# WRITTEN INSTRUCTION
Set each record down exactly, excluding all images.

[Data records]
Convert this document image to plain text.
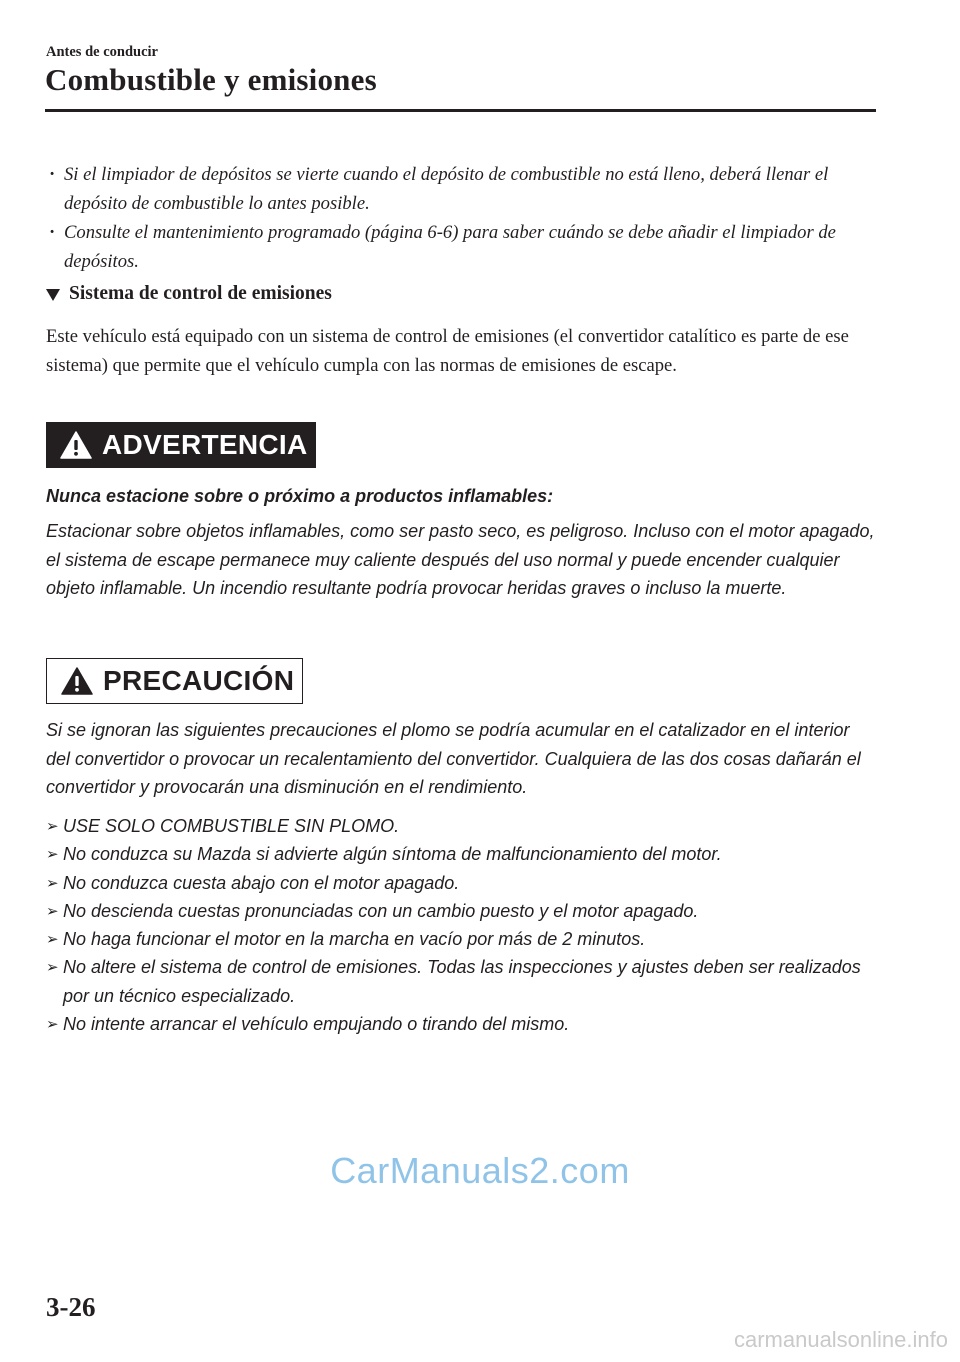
Antes de conducir
Combustible y emisiones
· Si el limpiador de depósitos se vierte cuando el depósito de combustible no está lleno, deberá llenar el depósito de combustible lo antes posible.
· Consulte el mantenimiento programado (página 6-6) para saber cuándo se debe añadir el limpiador de depósitos.
Sistema de control de emisiones

Este vehículo está equipado con un sistema de control de emisiones (el convertidor catalítico es parte de ese sistema) que permite que el vehículo cumpla con las normas de emisiones de escape.

ADVERTENCIA
Nunca estacione sobre o próximo a productos inflamables:

Estacionar sobre objetos inflamables, como ser pasto seco, es peligroso. Incluso con el motor apagado, el sistema de escape permanece muy caliente después del uso normal y puede encender cualquier objeto inflamable. Un incendio resultante podría provocar heridas graves o incluso la muerte.

PRECAUCIÓN

Si se ignoran las siguientes precauciones el plomo se podría acumular en el catalizador en el interior del convertidor o provocar un recalentamiento del convertidor. Cualquiera de las dos cosas dañarán el convertidor y provocarán una disminución en el rendimiento.

➢ USE SOLO COMBUSTIBLE SIN PLOMO.
➢ No conduzca su Mazda si advierte algún síntoma de malfuncionamiento del motor.
➢ No conduzca cuesta abajo con el motor apagado.
➢ No descienda cuestas pronunciadas con un cambio puesto y el motor apagado.
➢ No haga funcionar el motor en la marcha en vacío por más de 2 minutos.
➢ No altere el sistema de control de emisiones. Todas las inspecciones y ajustes deben ser realizados por un técnico especializado.
➢ No intente arrancar el vehículo empujando o tirando del mismo.
CarManuals2.com
3-26
carmanualsonline.info
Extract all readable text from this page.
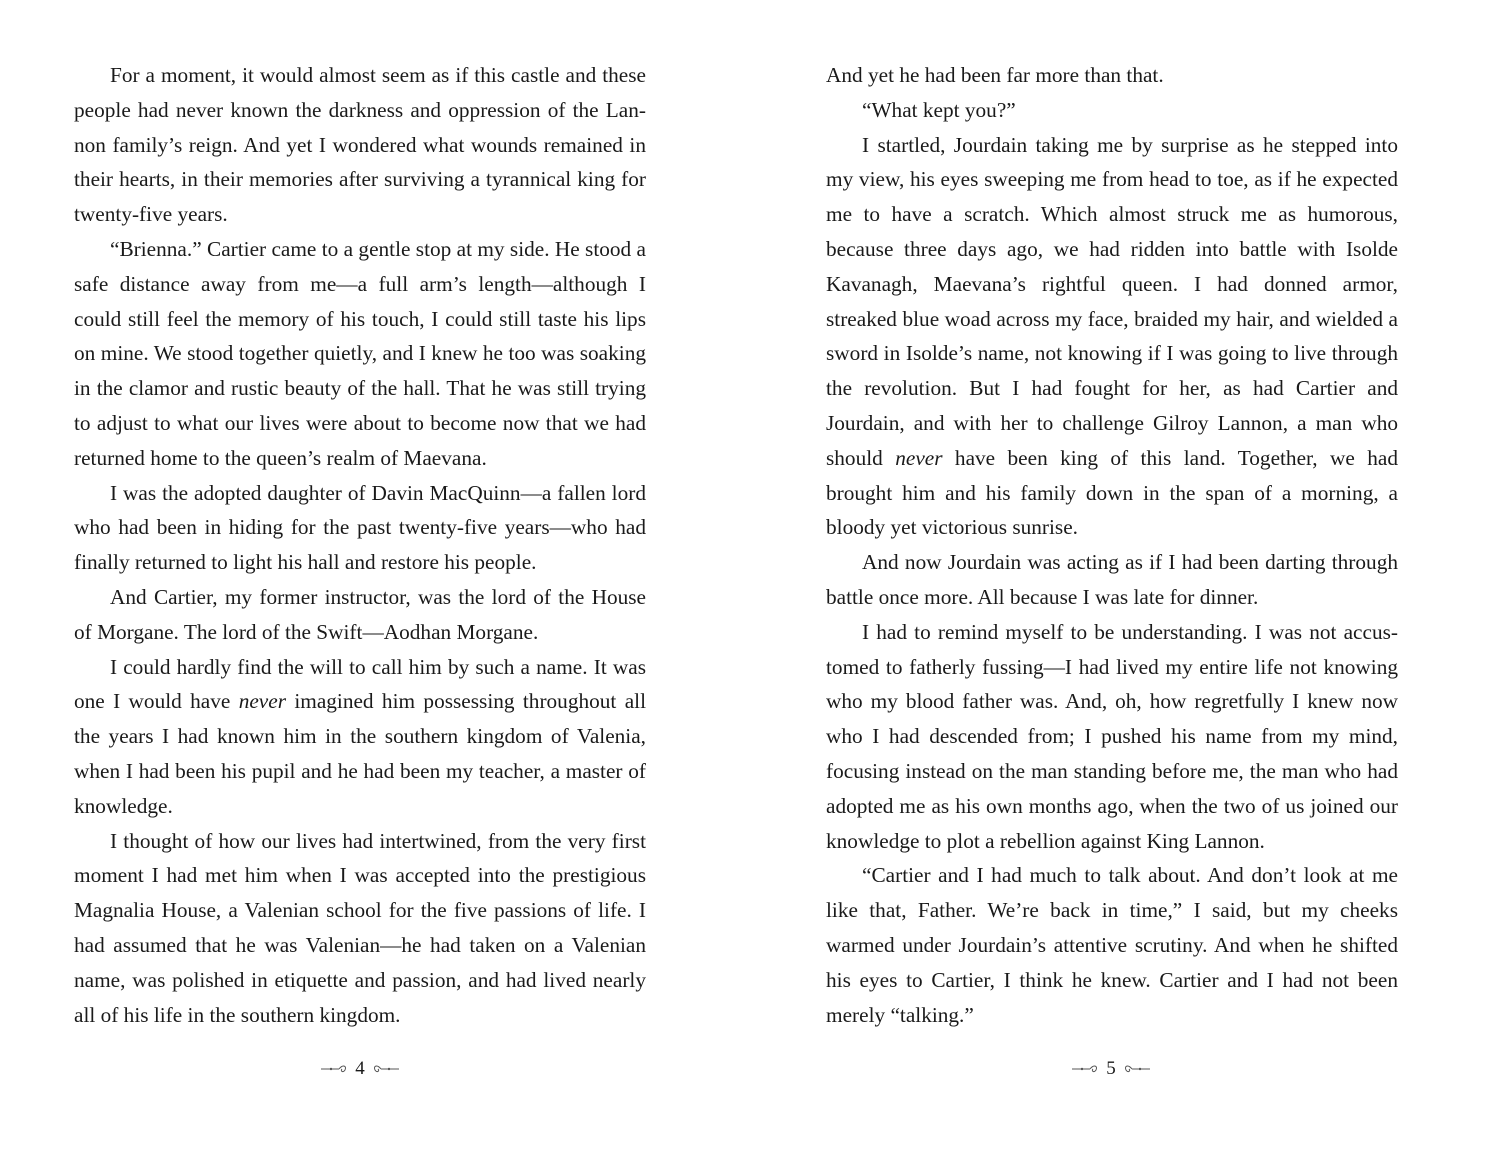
For a moment, it would almost seem as if this castle and these people had never known the darkness and oppression of the Lannon family’s reign. And yet I wondered what wounds remained in their hearts, in their memories after surviving a tyrannical king for twenty-five years.

“Brienna.” Cartier came to a gentle stop at my side. He stood a safe distance away from me—a full arm’s length—although I could still feel the memory of his touch, I could still taste his lips on mine. We stood together quietly, and I knew he too was soaking in the clamor and rustic beauty of the hall. That he was still trying to adjust to what our lives were about to become now that we had returned home to the queen’s realm of Maevana.

I was the adopted daughter of Davin MacQuinn—a fallen lord who had been in hiding for the past twenty-five years—who had finally returned to light his hall and restore his people.

And Cartier, my former instructor, was the lord of the House of Morgane. The lord of the Swift—Aodhan Morgane.

I could hardly find the will to call him by such a name. It was one I would have never imagined him possessing throughout all the years I had known him in the southern kingdom of Valenia, when I had been his pupil and he had been my teacher, a master of knowledge.

I thought of how our lives had intertwined, from the very first moment I had met him when I was accepted into the prestigious Magnalia House, a Valenian school for the five passions of life. I had assumed that he was Valenian—he had taken on a Valenian name, was polished in etiquette and passion, and had lived nearly all of his life in the southern kingdom.

And yet he had been far more than that.

“What kept you?”

I startled, Jourdain taking me by surprise as he stepped into my view, his eyes sweeping me from head to toe, as if he expected me to have a scratch. Which almost struck me as humorous, because three days ago, we had ridden into battle with Isolde Kavanagh, Maevana’s rightful queen. I had donned armor, streaked blue woad across my face, braided my hair, and wielded a sword in Isolde’s name, not knowing if I was going to live through the revolution. But I had fought for her, as had Cartier and Jourdain, and with her to challenge Gilroy Lannon, a man who should never have been king of this land. Together, we had brought him and his family down in the span of a morning, a bloody yet victorious sunrise.

And now Jourdain was acting as if I had been darting through battle once more. All because I was late for dinner.

I had to remind myself to be understanding. I was not accustomed to fatherly fussing—I had lived my entire life not knowing who my blood father was. And, oh, how regretfully I knew now who I had descended from; I pushed his name from my mind, focusing instead on the man standing before me, the man who had adopted me as his own months ago, when the two of us joined our knowledge to plot a rebellion against King Lannon.

“Cartier and I had much to talk about. And don’t look at me like that, Father. We’re back in time,” I said, but my cheeks warmed under Jourdain’s attentive scrutiny. And when he shifted his eyes to Cartier, I think he knew. Cartier and I had not been merely “talking.”

4	5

# SOLUTION FOR THIS TASK
Convert this document image to plain text.
Antes de conducir
Combustible y emisiones
· Si el limpiador de depósitos se vierte cuando el depósito de combustible no está lleno, deberá llenar el depósito de combustible lo antes posible.
· Consulte el mantenimiento programado (página 6-6) para saber cuándo se debe añadir el limpiador de depósitos.
Sistema de control de emisiones

Este vehículo está equipado con un sistema de control de emisiones (el convertidor catalítico es parte de ese sistema) que permite que el vehículo cumpla con las normas de emisiones de escape.

ADVERTENCIA
Nunca estacione sobre o próximo a productos inflamables:

Estacionar sobre objetos inflamables, como ser pasto seco, es peligroso. Incluso con el motor apagado, el sistema de escape permanece muy caliente después del uso normal y puede encender cualquier objeto inflamable. Un incendio resultante podría provocar heridas graves o incluso la muerte.

PRECAUCIÓN

Si se ignoran las siguientes precauciones el plomo se podría acumular en el catalizador en el interior del convertidor o provocar un recalentamiento del convertidor. Cualquiera de las dos cosas dañarán el convertidor y provocarán una disminución en el rendimiento.

➢ USE SOLO COMBUSTIBLE SIN PLOMO.
➢ No conduzca su Mazda si advierte algún síntoma de malfuncionamiento del motor.
➢ No conduzca cuesta abajo con el motor apagado.
➢ No descienda cuestas pronunciadas con un cambio puesto y el motor apagado.
➢ No haga funcionar el motor en la marcha en vacío por más de 2 minutos.
➢ No altere el sistema de control de emisiones. Todas las inspecciones y ajustes deben ser realizados por un técnico especializado.
➢ No intente arrancar el vehículo empujando o tirando del mismo.
CarManuals2.com
3-26
carmanualsonline.info
Extract all readable text from this page.
For a moment, it would almost seem as if this castle and these people had never known the darkness and oppression of the Lannon family’s reign. And yet I wondered what wounds remained in their hearts, in their memories after surviving a tyrannical king for twenty-five years.

“Brienna.” Cartier came to a gentle stop at my side. He stood a safe distance away from me—a full arm’s length—although I could still feel the memory of his touch, I could still taste his lips on mine. We stood together quietly, and I knew he too was soaking in the clamor and rustic beauty of the hall. That he was still trying to adjust to what our lives were about to become now that we had returned home to the queen’s realm of Maevana.

I was the adopted daughter of Davin MacQuinn—a fallen lord who had been in hiding for the past twenty-five years—who had finally returned to light his hall and restore his people.

And Cartier, my former instructor, was the lord of the House of Morgane. The lord of the Swift—Aodhan Morgane.

I could hardly find the will to call him by such a name. It was one I would have never imagined him possessing throughout all the years I had known him in the southern kingdom of Valenia, when I had been his pupil and he had been my teacher, a master of knowledge.

I thought of how our lives had intertwined, from the very first moment I had met him when I was accepted into the prestigious Magnalia House, a Valenian school for the five passions of life. I had assumed that he was Valenian—he had taken on a Valenian name, was polished in etiquette and passion, and had lived nearly all of his life in the southern kingdom.

And yet he had been far more than that.

“What kept you?”

I startled, Jourdain taking me by surprise as he stepped into my view, his eyes sweeping me from head to toe, as if he expected me to have a scratch. Which almost struck me as humorous, because three days ago, we had ridden into battle with Isolde Kavanagh, Maevana’s rightful queen. I had donned armor, streaked blue woad across my face, braided my hair, and wielded a sword in Isolde’s name, not knowing if I was going to live through the revolution. But I had fought for her, as had Cartier and Jourdain, and with her to challenge Gilroy Lannon, a man who should never have been king of this land. Together, we had brought him and his family down in the span of a morning, a bloody yet victorious sunrise.

And now Jourdain was acting as if I had been darting through battle once more. All because I was late for dinner.

I had to remind myself to be understanding. I was not accustomed to fatherly fussing—I had lived my entire life not knowing who my blood father was. And, oh, how regretfully I knew now who I had descended from; I pushed his name from my mind, focusing instead on the man standing before me, the man who had adopted me as his own months ago, when the two of us joined our knowledge to plot a rebellion against King Lannon.

“Cartier and I had much to talk about. And don’t look at me like that, Father. We’re back in time,” I said, but my cheeks warmed under Jourdain’s attentive scrutiny. And when he shifted his eyes to Cartier, I think he knew. Cartier and I had not been merely “talking.”

4	5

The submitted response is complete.